● The problem:
Copy out each line below that has the word "type" in it.

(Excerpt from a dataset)
• • • • • • •

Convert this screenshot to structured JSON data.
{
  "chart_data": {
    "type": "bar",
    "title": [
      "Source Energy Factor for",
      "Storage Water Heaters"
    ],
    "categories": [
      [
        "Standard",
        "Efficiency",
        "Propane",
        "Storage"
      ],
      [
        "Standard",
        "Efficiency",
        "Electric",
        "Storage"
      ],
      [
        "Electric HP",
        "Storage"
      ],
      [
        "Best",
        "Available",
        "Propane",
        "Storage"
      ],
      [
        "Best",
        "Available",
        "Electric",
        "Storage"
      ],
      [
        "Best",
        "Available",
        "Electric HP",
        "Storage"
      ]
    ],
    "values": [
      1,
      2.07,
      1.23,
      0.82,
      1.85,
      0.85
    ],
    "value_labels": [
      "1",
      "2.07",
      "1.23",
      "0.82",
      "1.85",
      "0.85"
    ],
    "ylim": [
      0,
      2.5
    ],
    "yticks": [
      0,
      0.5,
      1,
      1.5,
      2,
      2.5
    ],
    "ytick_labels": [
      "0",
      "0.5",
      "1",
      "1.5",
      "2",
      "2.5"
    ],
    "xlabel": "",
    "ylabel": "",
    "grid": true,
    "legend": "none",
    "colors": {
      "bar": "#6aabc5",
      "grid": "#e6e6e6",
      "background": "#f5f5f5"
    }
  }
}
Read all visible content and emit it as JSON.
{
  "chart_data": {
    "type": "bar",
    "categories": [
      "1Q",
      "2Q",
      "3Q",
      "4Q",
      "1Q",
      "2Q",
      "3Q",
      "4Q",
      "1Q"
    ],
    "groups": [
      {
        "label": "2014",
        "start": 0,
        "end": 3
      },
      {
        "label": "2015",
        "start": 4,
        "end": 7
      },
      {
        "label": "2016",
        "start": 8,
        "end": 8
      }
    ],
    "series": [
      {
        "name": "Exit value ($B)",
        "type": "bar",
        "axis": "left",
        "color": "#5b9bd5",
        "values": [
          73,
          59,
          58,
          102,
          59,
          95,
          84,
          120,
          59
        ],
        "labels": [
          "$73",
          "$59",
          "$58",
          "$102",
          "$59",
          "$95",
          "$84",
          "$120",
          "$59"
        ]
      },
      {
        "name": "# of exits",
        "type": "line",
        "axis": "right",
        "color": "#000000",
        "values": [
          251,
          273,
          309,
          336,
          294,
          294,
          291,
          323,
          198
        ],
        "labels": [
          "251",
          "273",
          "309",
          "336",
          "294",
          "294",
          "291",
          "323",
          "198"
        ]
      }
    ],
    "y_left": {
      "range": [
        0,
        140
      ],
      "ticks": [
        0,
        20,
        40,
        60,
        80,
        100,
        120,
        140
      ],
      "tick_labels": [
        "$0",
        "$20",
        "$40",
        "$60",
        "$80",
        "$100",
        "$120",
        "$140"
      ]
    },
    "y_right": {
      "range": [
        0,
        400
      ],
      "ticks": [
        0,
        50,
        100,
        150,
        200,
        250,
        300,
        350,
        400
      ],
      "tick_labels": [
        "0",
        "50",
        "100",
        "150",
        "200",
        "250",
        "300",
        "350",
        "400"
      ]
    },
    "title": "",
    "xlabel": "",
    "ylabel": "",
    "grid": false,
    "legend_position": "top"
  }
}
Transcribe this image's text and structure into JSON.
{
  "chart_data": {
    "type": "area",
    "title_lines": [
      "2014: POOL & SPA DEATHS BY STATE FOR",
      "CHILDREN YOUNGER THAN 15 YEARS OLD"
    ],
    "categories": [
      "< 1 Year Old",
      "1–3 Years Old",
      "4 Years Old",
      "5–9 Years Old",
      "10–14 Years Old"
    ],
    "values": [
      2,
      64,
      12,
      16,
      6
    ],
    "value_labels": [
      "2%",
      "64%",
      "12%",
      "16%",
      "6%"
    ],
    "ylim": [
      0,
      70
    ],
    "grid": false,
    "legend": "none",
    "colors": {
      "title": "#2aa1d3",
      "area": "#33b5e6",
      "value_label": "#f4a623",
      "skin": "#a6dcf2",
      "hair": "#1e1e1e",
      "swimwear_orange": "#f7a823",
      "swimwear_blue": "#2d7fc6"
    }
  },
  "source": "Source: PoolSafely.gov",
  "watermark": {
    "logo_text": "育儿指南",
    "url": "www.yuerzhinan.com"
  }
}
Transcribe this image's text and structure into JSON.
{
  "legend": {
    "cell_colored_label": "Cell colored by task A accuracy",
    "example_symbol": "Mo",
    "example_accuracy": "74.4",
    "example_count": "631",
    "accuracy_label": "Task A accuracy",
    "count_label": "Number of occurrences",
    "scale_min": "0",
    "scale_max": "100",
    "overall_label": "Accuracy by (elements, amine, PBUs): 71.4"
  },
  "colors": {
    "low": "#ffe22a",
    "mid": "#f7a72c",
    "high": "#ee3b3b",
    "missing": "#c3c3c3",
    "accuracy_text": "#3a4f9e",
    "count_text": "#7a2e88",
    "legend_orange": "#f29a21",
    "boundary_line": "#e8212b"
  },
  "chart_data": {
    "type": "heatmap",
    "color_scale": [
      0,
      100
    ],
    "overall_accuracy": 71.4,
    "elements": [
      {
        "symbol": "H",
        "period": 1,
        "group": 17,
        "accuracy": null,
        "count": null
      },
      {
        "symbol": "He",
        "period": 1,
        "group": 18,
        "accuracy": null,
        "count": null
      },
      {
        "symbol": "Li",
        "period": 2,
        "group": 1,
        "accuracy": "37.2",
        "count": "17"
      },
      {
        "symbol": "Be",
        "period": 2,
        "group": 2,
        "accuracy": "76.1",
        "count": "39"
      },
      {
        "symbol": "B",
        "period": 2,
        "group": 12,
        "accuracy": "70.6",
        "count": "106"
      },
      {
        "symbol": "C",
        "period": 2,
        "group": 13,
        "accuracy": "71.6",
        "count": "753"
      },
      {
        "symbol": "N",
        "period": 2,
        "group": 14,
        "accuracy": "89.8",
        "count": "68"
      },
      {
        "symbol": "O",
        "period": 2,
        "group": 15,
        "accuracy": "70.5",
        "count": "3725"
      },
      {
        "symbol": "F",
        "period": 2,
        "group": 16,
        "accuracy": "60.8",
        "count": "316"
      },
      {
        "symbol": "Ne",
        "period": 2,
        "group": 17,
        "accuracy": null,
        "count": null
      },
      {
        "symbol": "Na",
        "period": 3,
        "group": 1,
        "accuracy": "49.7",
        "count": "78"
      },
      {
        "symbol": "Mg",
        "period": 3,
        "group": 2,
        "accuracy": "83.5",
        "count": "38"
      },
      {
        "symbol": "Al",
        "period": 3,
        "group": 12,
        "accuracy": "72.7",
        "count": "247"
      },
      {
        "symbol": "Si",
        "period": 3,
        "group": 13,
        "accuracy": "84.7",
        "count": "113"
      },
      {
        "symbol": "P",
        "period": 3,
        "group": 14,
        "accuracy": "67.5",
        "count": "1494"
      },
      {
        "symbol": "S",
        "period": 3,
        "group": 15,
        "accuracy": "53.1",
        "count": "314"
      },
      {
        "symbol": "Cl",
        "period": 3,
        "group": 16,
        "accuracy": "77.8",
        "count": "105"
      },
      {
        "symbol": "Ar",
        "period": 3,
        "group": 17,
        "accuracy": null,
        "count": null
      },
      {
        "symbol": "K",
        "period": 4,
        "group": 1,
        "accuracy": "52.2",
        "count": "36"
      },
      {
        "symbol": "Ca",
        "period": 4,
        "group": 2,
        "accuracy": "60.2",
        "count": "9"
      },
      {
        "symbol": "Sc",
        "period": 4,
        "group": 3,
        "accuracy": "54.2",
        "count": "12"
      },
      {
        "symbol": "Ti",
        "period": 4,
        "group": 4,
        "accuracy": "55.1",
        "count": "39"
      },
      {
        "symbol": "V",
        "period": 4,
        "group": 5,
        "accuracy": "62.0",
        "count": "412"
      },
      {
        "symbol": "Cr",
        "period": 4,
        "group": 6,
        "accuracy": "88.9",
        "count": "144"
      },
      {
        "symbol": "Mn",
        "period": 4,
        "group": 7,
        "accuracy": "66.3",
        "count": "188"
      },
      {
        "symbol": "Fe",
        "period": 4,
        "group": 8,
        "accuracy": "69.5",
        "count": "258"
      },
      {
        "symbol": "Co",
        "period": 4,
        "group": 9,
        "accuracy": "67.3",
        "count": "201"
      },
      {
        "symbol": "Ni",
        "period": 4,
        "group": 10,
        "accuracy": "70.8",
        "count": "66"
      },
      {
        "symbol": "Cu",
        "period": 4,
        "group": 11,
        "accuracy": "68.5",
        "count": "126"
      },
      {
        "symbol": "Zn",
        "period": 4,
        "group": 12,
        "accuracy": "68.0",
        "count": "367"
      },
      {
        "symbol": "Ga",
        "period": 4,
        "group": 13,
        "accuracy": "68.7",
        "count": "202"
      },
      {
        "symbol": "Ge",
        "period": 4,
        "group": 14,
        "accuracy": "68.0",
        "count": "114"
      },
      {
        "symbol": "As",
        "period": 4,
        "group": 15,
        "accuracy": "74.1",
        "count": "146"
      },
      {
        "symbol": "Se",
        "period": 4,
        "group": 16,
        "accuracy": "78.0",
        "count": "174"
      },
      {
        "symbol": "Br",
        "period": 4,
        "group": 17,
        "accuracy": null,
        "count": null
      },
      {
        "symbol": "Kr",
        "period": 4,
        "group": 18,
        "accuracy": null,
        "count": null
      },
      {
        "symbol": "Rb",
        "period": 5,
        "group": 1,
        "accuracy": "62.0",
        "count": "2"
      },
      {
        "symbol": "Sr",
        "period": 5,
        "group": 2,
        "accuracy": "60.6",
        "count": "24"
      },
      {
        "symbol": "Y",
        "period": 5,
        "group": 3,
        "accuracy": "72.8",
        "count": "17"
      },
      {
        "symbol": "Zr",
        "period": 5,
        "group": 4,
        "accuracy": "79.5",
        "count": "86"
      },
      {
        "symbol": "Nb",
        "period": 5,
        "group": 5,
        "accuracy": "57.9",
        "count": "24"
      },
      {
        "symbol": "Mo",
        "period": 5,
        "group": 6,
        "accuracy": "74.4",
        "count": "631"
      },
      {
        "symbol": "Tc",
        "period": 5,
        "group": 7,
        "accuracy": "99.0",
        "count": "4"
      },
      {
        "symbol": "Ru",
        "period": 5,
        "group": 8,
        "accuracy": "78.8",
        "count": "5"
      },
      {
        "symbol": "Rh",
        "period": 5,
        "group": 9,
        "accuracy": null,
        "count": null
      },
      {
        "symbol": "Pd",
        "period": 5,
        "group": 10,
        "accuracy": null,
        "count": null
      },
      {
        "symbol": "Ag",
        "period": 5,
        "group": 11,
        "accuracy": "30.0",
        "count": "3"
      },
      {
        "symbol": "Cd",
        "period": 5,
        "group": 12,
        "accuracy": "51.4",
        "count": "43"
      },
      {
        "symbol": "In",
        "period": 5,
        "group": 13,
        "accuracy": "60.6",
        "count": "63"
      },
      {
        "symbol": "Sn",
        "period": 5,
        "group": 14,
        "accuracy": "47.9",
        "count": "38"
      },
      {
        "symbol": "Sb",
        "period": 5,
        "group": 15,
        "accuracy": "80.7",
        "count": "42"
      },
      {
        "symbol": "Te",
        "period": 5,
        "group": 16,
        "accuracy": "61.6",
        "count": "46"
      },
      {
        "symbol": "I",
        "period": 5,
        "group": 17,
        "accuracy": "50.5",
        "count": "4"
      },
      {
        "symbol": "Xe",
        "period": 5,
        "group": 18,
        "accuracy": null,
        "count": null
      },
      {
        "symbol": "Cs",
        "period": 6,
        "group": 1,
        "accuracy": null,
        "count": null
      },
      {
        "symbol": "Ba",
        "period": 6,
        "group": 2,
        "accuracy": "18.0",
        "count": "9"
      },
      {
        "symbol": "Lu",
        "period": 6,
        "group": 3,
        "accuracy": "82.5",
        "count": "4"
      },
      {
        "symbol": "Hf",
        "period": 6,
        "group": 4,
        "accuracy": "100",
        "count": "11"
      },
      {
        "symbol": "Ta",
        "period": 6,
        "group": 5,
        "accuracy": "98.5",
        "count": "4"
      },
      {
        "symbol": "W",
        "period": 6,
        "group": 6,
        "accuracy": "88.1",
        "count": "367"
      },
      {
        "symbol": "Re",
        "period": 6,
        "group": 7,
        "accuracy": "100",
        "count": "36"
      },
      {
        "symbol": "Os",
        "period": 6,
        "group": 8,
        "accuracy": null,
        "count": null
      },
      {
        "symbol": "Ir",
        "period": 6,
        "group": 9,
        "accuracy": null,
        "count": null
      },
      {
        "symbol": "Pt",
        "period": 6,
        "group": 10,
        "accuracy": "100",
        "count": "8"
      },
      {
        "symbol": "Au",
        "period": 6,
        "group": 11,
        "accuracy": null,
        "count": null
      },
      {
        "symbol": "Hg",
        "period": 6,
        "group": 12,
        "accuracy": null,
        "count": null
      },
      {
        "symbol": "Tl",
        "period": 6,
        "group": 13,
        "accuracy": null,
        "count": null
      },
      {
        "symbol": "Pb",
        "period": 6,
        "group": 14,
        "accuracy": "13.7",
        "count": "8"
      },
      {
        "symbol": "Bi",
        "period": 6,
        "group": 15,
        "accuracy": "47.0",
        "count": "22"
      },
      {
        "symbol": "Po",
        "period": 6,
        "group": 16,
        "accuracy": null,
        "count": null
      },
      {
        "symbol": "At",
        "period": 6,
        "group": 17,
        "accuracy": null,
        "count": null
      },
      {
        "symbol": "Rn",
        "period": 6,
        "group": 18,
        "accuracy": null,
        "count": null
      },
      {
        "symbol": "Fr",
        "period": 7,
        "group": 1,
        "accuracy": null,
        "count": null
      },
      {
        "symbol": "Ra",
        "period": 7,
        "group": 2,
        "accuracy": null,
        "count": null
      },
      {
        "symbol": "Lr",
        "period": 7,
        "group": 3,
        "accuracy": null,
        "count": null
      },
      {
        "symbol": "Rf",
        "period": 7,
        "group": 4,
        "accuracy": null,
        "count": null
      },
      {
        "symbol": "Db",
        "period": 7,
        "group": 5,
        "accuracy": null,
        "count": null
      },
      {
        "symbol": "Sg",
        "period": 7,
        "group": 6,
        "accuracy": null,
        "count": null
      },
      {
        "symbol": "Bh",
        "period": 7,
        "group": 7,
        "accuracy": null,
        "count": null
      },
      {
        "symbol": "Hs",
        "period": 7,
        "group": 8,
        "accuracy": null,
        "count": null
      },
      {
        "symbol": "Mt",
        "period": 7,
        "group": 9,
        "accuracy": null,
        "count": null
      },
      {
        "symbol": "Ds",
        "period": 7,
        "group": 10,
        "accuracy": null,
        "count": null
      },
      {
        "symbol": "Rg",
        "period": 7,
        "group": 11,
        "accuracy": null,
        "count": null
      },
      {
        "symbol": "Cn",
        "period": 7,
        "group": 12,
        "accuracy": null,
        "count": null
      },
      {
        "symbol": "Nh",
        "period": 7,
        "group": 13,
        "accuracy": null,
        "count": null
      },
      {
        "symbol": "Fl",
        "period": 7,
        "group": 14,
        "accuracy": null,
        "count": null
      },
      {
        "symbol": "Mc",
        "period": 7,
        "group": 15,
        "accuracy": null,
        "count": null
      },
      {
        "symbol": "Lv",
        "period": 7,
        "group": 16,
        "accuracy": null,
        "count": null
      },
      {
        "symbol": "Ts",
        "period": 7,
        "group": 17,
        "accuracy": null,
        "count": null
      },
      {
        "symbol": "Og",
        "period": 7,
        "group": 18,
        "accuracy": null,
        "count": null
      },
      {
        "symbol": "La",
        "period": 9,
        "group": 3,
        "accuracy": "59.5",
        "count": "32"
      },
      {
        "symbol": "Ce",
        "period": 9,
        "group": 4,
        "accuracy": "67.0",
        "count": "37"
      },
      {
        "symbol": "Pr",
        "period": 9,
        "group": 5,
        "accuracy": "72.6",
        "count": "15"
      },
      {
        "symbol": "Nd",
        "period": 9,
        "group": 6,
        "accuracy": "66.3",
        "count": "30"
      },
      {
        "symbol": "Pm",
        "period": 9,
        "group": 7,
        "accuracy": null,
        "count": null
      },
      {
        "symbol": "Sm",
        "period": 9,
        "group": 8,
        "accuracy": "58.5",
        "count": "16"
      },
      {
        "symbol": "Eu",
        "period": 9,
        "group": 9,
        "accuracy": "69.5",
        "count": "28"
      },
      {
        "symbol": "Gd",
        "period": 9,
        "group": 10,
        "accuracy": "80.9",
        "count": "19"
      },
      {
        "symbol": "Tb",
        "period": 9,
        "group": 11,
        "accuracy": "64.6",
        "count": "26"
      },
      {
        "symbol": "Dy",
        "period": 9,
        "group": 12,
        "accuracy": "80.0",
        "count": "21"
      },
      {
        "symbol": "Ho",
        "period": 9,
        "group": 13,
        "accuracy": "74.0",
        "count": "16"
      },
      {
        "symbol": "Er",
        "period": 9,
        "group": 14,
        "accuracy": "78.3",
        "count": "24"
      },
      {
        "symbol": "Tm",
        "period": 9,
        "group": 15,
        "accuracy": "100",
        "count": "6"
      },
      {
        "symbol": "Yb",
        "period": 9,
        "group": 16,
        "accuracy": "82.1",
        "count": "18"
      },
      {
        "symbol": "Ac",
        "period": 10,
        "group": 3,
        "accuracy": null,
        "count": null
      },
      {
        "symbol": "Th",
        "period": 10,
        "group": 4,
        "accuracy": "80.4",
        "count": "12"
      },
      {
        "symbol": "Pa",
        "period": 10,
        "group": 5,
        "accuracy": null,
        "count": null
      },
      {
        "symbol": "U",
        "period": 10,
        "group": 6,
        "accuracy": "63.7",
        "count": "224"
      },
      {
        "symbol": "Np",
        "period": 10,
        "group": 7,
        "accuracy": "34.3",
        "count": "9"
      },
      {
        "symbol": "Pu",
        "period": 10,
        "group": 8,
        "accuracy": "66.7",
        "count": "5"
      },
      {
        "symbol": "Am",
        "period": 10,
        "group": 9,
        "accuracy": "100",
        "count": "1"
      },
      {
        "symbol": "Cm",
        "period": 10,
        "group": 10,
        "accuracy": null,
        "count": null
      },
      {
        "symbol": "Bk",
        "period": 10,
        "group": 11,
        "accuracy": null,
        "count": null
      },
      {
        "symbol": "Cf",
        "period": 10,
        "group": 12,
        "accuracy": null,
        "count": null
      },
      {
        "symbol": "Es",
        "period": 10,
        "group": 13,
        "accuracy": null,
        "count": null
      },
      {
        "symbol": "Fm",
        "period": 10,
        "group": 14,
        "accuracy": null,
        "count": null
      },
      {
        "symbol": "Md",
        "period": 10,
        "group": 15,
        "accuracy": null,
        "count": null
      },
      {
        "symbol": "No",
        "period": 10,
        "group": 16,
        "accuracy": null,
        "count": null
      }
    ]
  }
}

• • • • • • •

● Written solution:
    "type": "bar",
    "type": "bar",
        "type": "bar",
        "type": "line",
    "type": "area",
    "type": "heatmap",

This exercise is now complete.